Task to complete -
Below are some entries. Work out how many of their lines hold the word "devices", and write that number alone.
§ §
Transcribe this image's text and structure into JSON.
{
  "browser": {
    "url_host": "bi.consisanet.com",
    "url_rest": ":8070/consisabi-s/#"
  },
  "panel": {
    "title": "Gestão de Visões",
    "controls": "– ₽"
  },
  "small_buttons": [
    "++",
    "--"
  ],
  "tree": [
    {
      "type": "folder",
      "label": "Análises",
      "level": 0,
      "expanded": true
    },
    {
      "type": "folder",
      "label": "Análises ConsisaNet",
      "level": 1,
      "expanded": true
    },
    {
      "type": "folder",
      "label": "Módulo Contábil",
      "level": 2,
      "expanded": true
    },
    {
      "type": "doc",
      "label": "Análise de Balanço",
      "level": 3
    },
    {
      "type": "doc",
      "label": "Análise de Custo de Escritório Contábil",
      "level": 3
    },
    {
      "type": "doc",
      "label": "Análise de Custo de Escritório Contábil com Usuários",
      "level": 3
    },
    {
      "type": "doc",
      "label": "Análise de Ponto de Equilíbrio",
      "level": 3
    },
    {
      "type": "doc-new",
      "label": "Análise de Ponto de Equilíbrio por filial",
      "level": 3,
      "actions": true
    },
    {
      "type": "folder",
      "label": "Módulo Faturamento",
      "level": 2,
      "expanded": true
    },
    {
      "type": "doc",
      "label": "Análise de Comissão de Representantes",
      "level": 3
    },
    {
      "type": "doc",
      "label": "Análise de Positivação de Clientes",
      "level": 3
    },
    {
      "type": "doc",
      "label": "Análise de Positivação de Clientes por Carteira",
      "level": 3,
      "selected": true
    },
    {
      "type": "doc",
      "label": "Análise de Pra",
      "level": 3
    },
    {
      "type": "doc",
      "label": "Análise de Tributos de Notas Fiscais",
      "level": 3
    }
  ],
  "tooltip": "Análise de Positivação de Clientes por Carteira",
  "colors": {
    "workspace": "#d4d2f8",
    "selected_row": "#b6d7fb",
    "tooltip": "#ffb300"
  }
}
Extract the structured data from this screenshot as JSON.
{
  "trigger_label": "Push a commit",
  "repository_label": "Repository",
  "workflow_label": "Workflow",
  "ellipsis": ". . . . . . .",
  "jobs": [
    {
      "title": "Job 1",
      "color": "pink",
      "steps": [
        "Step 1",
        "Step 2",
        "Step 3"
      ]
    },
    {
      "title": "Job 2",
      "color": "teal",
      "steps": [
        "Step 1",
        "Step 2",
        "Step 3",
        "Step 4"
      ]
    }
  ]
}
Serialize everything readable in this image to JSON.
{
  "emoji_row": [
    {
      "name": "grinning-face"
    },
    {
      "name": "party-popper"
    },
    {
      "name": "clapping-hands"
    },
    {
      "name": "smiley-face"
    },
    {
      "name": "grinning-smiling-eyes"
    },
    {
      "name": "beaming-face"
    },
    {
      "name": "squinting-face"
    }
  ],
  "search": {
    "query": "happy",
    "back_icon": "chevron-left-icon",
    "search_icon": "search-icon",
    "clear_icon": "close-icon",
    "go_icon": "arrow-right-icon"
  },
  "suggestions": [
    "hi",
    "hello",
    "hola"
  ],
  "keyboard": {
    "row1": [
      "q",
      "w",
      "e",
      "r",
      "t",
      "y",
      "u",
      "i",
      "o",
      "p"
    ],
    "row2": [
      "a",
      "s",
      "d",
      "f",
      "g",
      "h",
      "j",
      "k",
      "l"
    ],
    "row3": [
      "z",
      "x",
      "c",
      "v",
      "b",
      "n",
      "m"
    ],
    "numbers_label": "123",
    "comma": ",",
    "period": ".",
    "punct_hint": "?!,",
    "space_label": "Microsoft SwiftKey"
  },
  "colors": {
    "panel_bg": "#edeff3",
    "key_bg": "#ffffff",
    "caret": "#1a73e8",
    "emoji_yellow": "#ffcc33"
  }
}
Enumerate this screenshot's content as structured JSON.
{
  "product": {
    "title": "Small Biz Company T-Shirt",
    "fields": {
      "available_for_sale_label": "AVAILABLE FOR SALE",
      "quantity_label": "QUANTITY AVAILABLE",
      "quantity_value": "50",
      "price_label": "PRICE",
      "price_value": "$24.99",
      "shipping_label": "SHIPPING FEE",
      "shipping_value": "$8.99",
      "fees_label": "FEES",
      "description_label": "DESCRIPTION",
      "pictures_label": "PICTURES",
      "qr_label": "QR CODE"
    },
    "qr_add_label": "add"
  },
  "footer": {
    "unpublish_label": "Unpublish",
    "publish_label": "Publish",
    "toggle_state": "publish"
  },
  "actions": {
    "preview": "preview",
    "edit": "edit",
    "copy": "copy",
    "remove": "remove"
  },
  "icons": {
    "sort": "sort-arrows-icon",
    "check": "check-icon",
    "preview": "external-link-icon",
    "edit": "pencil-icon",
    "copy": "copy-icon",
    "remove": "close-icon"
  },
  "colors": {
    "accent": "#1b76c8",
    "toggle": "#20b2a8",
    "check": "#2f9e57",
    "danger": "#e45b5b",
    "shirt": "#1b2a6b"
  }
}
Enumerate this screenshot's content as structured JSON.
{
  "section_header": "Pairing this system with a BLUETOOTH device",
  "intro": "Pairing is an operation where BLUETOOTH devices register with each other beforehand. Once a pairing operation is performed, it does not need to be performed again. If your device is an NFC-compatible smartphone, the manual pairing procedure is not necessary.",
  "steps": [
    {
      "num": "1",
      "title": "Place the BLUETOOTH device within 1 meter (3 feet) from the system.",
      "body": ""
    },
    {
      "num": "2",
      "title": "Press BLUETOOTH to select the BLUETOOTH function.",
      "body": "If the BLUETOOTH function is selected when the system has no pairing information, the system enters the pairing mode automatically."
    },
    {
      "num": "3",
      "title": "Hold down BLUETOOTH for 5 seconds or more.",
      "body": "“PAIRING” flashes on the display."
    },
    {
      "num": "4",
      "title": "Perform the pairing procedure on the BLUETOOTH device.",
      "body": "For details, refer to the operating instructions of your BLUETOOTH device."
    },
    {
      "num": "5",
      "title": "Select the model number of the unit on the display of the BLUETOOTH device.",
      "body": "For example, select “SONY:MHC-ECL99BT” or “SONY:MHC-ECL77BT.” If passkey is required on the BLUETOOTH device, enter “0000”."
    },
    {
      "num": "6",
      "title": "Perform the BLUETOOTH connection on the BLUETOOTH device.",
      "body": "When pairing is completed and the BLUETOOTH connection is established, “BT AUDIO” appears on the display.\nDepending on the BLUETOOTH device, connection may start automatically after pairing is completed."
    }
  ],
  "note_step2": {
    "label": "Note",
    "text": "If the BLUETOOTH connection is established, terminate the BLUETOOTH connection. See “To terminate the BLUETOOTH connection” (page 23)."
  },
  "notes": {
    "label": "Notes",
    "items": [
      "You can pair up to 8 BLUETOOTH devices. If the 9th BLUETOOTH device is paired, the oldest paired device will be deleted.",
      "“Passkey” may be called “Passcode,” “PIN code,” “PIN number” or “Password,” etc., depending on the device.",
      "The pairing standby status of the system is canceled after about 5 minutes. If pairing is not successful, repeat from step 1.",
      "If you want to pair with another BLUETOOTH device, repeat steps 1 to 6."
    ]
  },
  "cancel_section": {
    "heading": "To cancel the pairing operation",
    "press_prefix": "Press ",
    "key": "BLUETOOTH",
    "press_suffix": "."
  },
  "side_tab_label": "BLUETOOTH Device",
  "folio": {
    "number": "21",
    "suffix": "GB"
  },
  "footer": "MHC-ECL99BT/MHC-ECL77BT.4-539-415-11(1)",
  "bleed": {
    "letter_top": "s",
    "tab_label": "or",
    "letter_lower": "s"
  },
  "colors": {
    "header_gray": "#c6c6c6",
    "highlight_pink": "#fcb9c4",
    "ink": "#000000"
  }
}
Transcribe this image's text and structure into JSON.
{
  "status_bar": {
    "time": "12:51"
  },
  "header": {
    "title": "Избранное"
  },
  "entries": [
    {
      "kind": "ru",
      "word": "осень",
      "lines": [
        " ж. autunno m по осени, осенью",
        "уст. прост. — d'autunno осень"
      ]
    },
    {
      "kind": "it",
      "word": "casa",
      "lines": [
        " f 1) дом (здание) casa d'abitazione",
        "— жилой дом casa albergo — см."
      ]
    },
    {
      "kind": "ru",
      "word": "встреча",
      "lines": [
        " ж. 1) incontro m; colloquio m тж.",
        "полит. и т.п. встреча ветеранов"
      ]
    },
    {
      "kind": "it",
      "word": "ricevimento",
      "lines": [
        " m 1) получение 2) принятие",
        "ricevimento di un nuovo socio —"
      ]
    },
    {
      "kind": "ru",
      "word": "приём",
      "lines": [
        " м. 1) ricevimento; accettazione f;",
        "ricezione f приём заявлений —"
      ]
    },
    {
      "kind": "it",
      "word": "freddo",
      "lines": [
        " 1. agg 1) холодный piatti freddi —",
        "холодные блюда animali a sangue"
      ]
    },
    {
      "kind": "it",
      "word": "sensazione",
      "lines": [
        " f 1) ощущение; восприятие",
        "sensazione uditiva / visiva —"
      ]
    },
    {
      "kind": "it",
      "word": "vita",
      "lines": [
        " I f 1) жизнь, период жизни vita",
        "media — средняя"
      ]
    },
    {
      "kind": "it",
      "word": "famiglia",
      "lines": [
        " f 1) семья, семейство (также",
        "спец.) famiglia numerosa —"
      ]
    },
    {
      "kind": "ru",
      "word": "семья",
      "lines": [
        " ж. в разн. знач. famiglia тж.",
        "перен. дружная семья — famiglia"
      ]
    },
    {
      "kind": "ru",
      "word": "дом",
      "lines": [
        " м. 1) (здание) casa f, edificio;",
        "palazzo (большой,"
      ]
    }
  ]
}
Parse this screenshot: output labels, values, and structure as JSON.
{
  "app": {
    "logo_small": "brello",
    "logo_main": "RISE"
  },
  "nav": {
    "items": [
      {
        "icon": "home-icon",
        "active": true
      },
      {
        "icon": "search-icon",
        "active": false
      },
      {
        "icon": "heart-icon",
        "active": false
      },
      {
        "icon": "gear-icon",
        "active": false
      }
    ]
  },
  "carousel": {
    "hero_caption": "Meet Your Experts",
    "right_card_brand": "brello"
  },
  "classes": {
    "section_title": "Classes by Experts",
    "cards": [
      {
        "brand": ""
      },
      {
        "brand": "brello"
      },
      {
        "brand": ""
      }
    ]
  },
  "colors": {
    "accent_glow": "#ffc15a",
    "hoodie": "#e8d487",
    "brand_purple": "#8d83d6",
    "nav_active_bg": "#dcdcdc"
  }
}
§ §
Result for this task -
2